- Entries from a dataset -
====================

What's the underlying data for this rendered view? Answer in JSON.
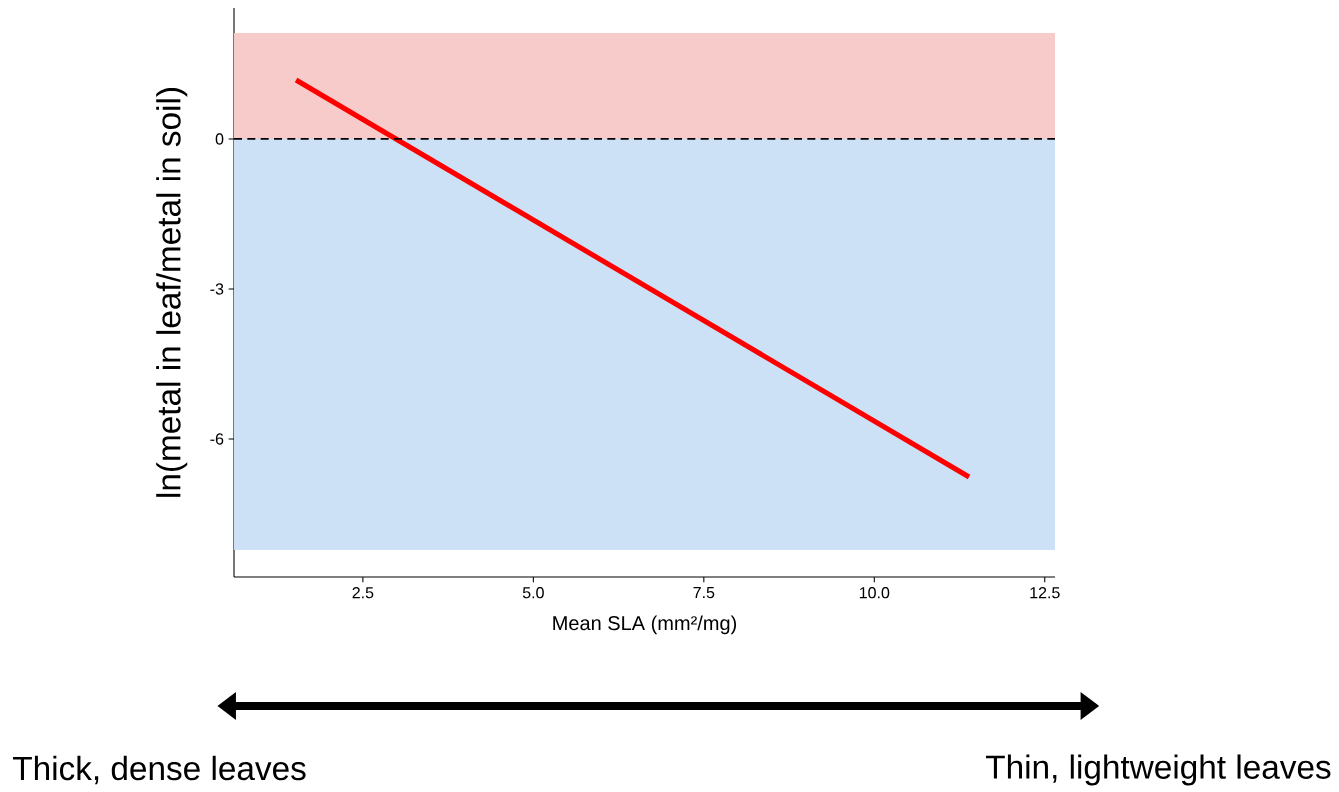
{
  "chart_data": {
    "type": "line",
    "xlabel": "Mean SLA (mm²/mg)",
    "ylabel": "ln(metal in leaf/metal in soil)",
    "series": [
      {
        "color": "#ff0000",
        "x": [
          1.52,
          11.39
        ],
        "values": [
          1.18,
          -6.76
        ]
      }
    ],
    "xlim": [
      0.61,
      12.65
    ],
    "ylim": [
      -8.76,
      2.62
    ],
    "xticks": [
      2.5,
      {
        "value": 5,
        "label": "5.0"
      },
      7.5,
      {
        "value": 10,
        "label": "10.0"
      },
      12.5
    ],
    "yticks": [
      -6,
      -3,
      0
    ],
    "ref_lines": [
      {
        "axis": "y",
        "value": 0,
        "color": "#000000",
        "line_style": "dashed"
      }
    ],
    "bands": [
      {
        "axis": "y",
        "from": 0,
        "to": 2.12,
        "color": "#f8cbcb"
      },
      {
        "axis": "y",
        "from": -8.22,
        "to": 0,
        "color": "#cce1f5"
      }
    ],
    "annotations": [
      "Thick, dense leaves",
      "Thin, lightweight leaves"
    ],
    "grid": false,
    "marker": "none",
    "line_style": "solid"
  }
}
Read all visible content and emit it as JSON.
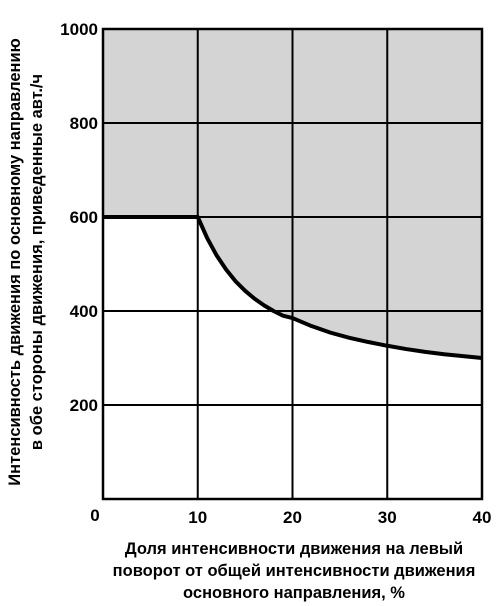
{
  "chart_data": {
    "type": "area",
    "title": "",
    "xlabel": [
      "Доля интенсивности движения на левый",
      "поворот от общей интенсивности движения",
      "основного направления, %"
    ],
    "ylabel": [
      "Интенсивность движения по основному направлению",
      "в обе стороны движения, приведенные авт./ч"
    ],
    "xlim": [
      0,
      40
    ],
    "ylim": [
      0,
      1000
    ],
    "x_ticks": [
      "0",
      "10",
      "20",
      "30",
      "40"
    ],
    "y_ticks": [
      "200",
      "400",
      "600",
      "800",
      "1000"
    ],
    "grid": true,
    "shaded_region": "above curve",
    "colors": {
      "shade": "#d4d4d4",
      "line": "#000000",
      "grid": "#000000"
    },
    "series": [
      {
        "x": [
          0,
          10,
          11,
          12,
          13,
          14,
          15,
          16,
          17,
          18,
          19,
          20,
          22,
          24,
          26,
          28,
          30,
          32,
          34,
          36,
          38,
          40
        ],
        "y": [
          600,
          600,
          555,
          518,
          488,
          463,
          443,
          426,
          412,
          400,
          390,
          385,
          368,
          354,
          343,
          334,
          326,
          319,
          313,
          308,
          304,
          300
        ]
      }
    ]
  }
}
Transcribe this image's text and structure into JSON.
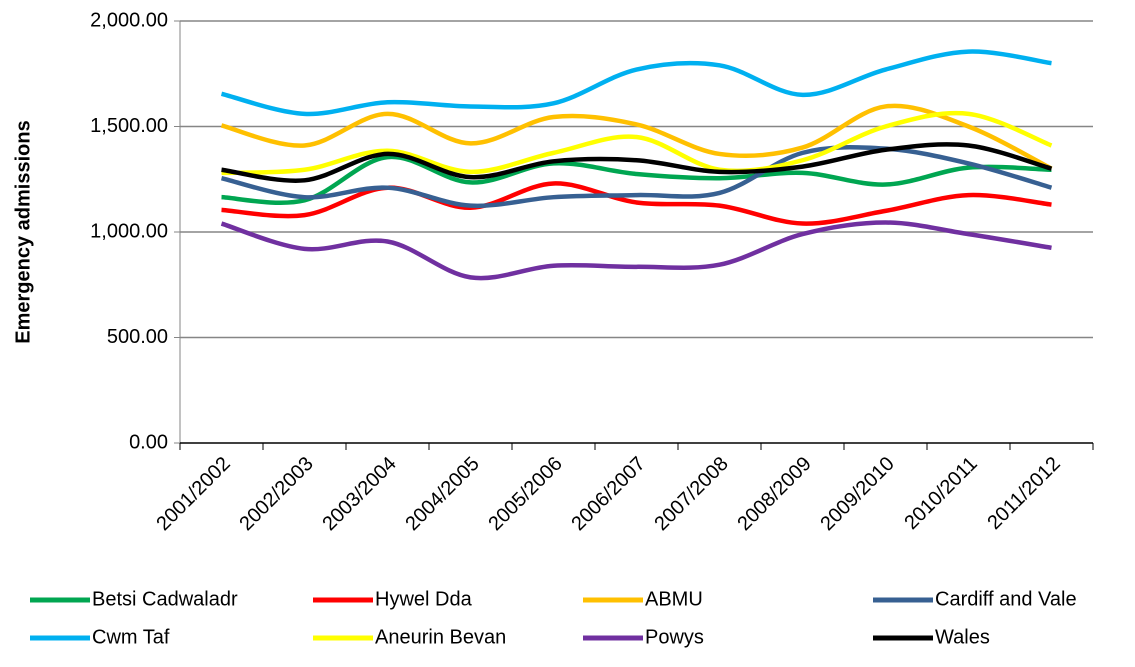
{
  "chart_data": {
    "type": "line",
    "y_label": "Emergency admissions",
    "categories": [
      "2001/2002",
      "2002/2003",
      "2003/2004",
      "2004/2005",
      "2005/2006",
      "2006/2007",
      "2007/2008",
      "2008/2009",
      "2009/2010",
      "2010/2011",
      "2011/2012"
    ],
    "series": [
      {
        "name": "Betsi Cadwaladr",
        "color": "#00a651",
        "values": [
          1165,
          1150,
          1355,
          1235,
          1325,
          1275,
          1255,
          1280,
          1225,
          1305,
          1295
        ]
      },
      {
        "name": "Hywel Dda",
        "color": "#ff0000",
        "values": [
          1105,
          1080,
          1210,
          1115,
          1230,
          1140,
          1125,
          1040,
          1100,
          1175,
          1130
        ]
      },
      {
        "name": "ABMU",
        "color": "#ffc000",
        "values": [
          1505,
          1410,
          1560,
          1420,
          1545,
          1510,
          1370,
          1400,
          1595,
          1500,
          1300
        ]
      },
      {
        "name": "Cardiff and Vale",
        "color": "#376092",
        "values": [
          1255,
          1165,
          1210,
          1125,
          1165,
          1175,
          1185,
          1375,
          1395,
          1325,
          1210
        ]
      },
      {
        "name": "Cwm Taf",
        "color": "#00b0f0",
        "values": [
          1655,
          1560,
          1615,
          1595,
          1610,
          1770,
          1790,
          1650,
          1770,
          1855,
          1800
        ]
      },
      {
        "name": "Aneurin Bevan",
        "color": "#ffff00",
        "values": [
          1280,
          1295,
          1385,
          1285,
          1375,
          1450,
          1295,
          1340,
          1500,
          1560,
          1410
        ]
      },
      {
        "name": "Powys",
        "color": "#7030a0",
        "values": [
          1040,
          920,
          955,
          785,
          840,
          835,
          845,
          990,
          1045,
          990,
          925
        ]
      },
      {
        "name": "Wales",
        "color": "#000000",
        "values": [
          1295,
          1245,
          1370,
          1260,
          1335,
          1340,
          1285,
          1310,
          1390,
          1410,
          1300
        ]
      }
    ],
    "ylim": [
      0,
      2000
    ],
    "yticks": [
      {
        "value": 0,
        "label": "0.00"
      },
      {
        "value": 500,
        "label": "500.00"
      },
      {
        "value": 1000,
        "label": "1,000.00"
      },
      {
        "value": 1500,
        "label": "1,500.00"
      },
      {
        "value": 2000,
        "label": "2,000.00"
      }
    ],
    "grid": true,
    "smooth": true,
    "legend": "bottom"
  }
}
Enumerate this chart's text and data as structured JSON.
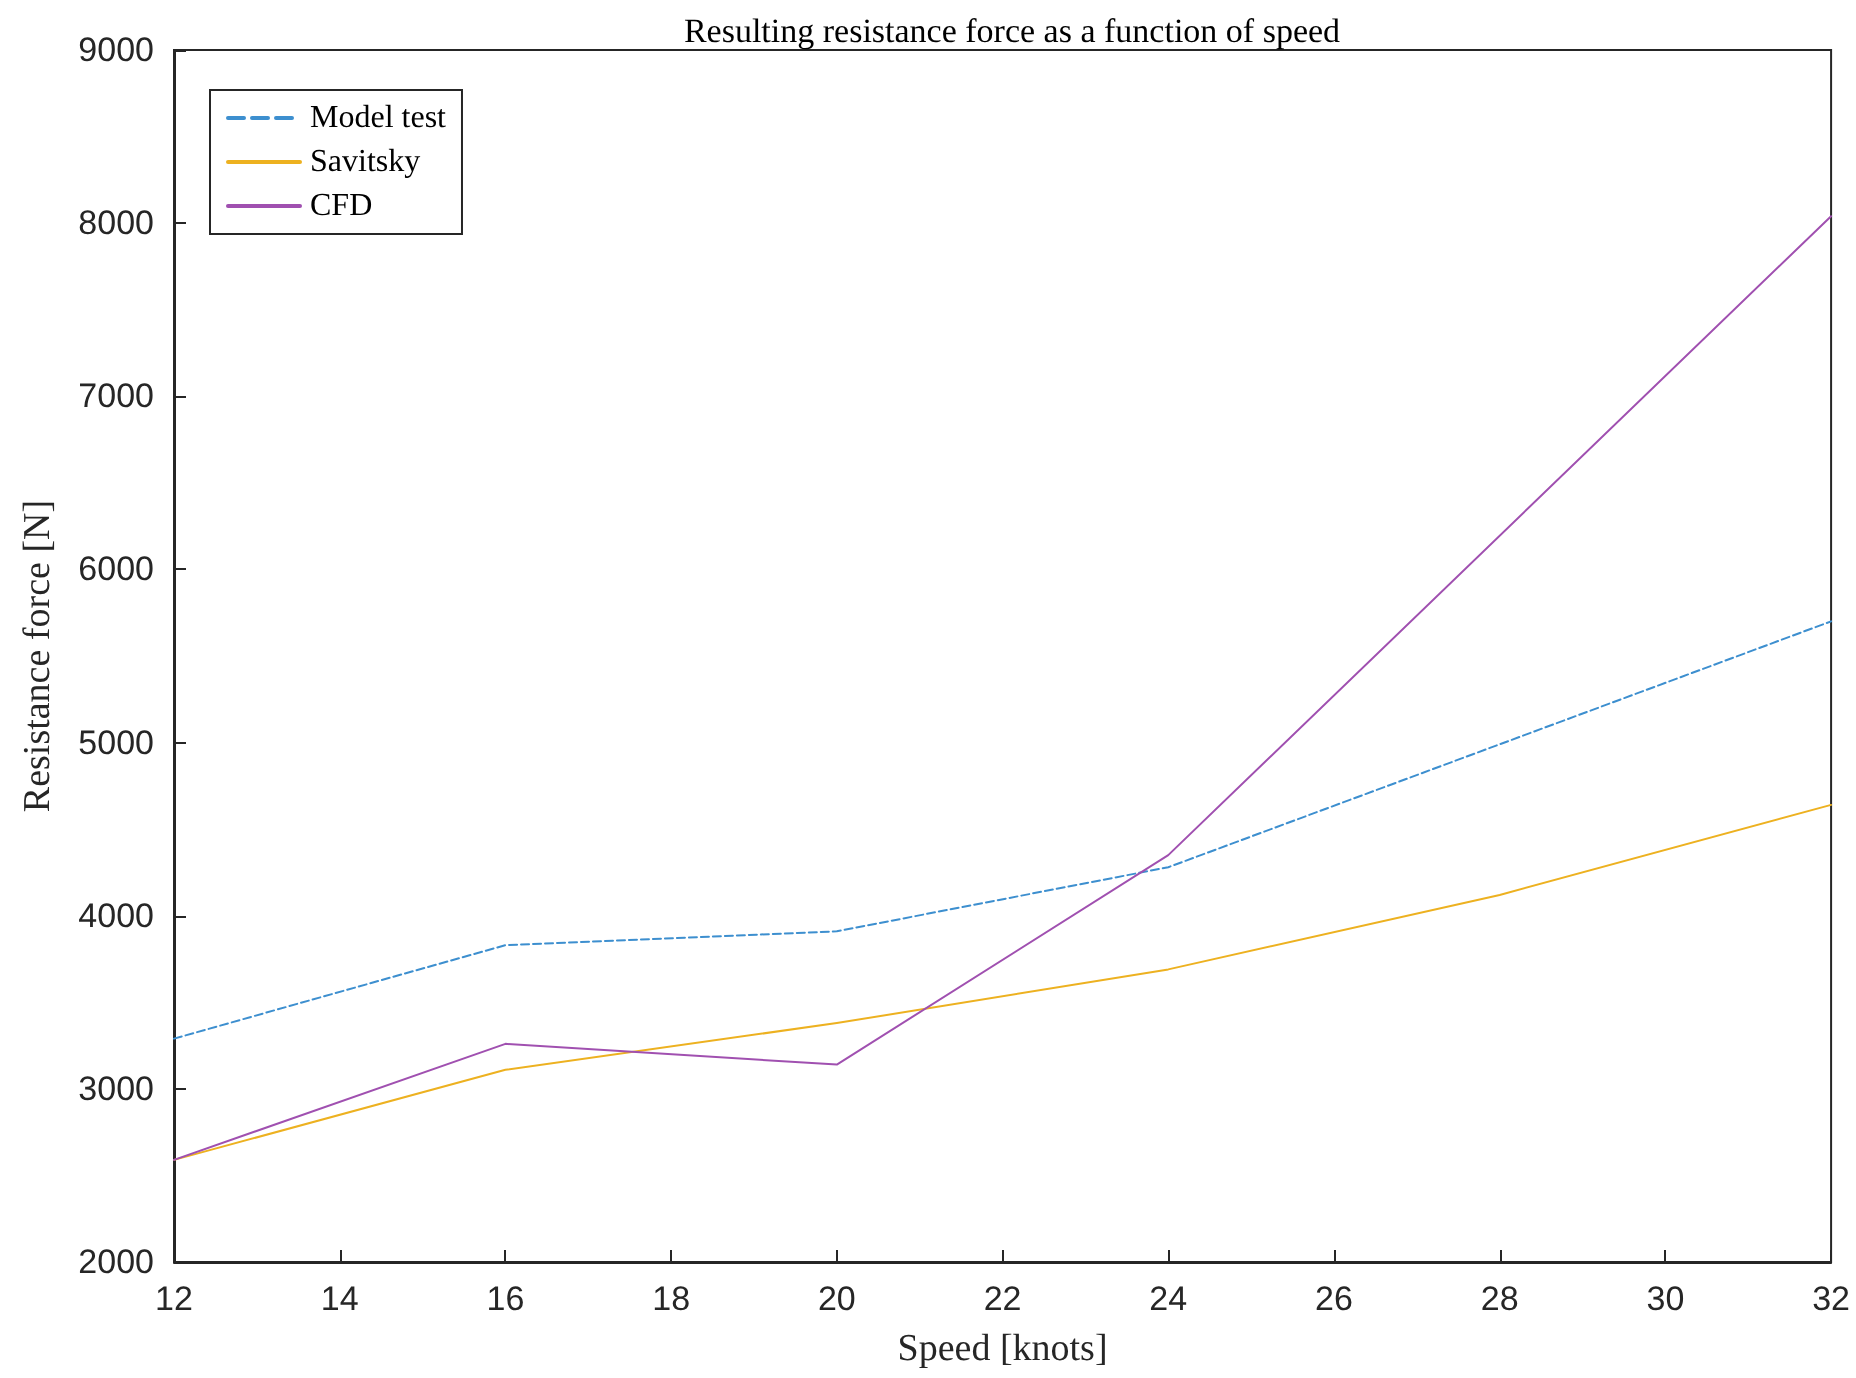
{
  "chart_data": {
    "type": "line",
    "title": "Resulting resistance force as a function of speed",
    "xlabel": "Speed [knots]",
    "ylabel": "Resistance force [N]",
    "x": [
      12,
      16,
      20,
      24,
      28,
      32
    ],
    "series": [
      {
        "name": "Model test",
        "color": "#3d8fcf",
        "line_style": "dashed",
        "values": [
          3290,
          3830,
          3910,
          4280,
          4990,
          5700
        ]
      },
      {
        "name": "Savitsky",
        "color": "#edb120",
        "line_style": "solid",
        "values": [
          2590,
          3110,
          3380,
          3690,
          4120,
          4640
        ]
      },
      {
        "name": "CFD",
        "color": "#a050b0",
        "line_style": "solid",
        "x": [
          12,
          16,
          20,
          24,
          32
        ],
        "values": [
          2590,
          3260,
          3140,
          4350,
          8040
        ]
      }
    ],
    "xlim": [
      12,
      32
    ],
    "xticks": [
      12,
      14,
      16,
      18,
      20,
      22,
      24,
      26,
      28,
      30,
      32
    ],
    "ylim": [
      2000,
      9000
    ],
    "yticks": [
      2000,
      3000,
      4000,
      5000,
      6000,
      7000,
      8000,
      9000
    ],
    "grid": false,
    "legend": "top left",
    "marker": "none"
  }
}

====================

- THE REQUEST -
Review the material and copy each line in which the word "name" appears.

- TASK RESULT -
        "name": "Betsi Cadwaladr",
        "name": "Hywel Dda",
        "name": "ABMU",
        "name": "Cardiff and Vale",
        "name": "Cwm Taf",
        "name": "Aneurin Bevan",
        "name": "Powys",
        "name": "Wales",
        "name": "Model test",
        "name": "Savitsky",
        "name": "CFD",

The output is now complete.